### [JOB]
Work out how many lines in the data hold the word "label", and reply with that number only.

### [EXERCISE DATA]
----------------------------------------
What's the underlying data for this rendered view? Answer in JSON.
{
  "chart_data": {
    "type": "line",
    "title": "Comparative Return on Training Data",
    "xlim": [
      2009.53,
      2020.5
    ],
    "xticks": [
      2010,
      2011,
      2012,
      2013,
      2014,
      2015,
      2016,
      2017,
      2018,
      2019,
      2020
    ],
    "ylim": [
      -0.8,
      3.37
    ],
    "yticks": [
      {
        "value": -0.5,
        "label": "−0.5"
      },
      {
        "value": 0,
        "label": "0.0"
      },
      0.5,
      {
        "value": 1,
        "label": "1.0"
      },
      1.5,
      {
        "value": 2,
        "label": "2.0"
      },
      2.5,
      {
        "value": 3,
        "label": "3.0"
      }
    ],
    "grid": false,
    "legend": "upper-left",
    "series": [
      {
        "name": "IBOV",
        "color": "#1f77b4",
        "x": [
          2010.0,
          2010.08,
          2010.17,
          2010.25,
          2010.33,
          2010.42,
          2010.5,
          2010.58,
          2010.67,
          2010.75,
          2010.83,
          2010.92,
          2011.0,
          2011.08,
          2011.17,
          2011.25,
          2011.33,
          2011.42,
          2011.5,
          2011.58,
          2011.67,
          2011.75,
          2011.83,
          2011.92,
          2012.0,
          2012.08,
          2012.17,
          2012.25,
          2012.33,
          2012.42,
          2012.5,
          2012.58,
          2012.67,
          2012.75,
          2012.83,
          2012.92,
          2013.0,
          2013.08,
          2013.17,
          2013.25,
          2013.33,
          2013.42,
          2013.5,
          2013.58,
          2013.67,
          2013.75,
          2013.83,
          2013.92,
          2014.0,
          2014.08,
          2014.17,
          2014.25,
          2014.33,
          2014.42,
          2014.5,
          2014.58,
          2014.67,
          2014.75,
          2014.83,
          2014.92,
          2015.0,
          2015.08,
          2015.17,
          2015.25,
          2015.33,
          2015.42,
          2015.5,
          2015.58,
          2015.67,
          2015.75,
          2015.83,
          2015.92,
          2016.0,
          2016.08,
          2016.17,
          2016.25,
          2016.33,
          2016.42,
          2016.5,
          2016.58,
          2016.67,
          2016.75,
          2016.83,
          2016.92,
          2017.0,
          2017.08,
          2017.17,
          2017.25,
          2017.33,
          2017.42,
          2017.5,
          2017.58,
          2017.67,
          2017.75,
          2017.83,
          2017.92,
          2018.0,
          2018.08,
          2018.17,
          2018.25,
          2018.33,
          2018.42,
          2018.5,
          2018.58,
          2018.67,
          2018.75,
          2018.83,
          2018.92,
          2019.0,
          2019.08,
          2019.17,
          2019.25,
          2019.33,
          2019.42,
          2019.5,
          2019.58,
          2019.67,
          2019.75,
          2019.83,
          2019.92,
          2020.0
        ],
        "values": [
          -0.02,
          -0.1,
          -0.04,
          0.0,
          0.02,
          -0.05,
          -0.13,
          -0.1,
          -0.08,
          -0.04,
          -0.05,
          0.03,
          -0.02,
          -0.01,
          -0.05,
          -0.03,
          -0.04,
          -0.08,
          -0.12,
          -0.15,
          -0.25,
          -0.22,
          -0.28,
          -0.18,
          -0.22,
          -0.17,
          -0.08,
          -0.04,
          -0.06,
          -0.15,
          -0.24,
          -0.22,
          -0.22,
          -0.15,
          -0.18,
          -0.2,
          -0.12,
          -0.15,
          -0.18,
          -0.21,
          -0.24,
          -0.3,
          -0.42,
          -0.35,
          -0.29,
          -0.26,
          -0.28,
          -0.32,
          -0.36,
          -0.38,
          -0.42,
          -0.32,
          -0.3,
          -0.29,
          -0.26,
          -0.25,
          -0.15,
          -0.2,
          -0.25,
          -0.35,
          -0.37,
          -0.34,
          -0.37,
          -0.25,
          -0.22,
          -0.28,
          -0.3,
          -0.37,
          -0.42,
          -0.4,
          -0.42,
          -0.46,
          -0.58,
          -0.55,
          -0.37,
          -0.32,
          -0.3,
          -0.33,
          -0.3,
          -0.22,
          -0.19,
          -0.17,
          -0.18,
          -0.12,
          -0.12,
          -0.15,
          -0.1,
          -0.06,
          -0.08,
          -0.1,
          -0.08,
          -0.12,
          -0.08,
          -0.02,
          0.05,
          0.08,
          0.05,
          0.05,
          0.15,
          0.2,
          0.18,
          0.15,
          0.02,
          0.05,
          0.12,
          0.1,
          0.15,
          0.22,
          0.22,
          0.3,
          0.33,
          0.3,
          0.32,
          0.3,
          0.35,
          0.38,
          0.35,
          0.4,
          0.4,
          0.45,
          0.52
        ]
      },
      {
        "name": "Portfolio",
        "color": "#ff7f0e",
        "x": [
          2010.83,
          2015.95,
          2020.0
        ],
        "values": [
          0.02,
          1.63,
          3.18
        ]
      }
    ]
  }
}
----------------------------------------
### [WORKED ANSWER]
5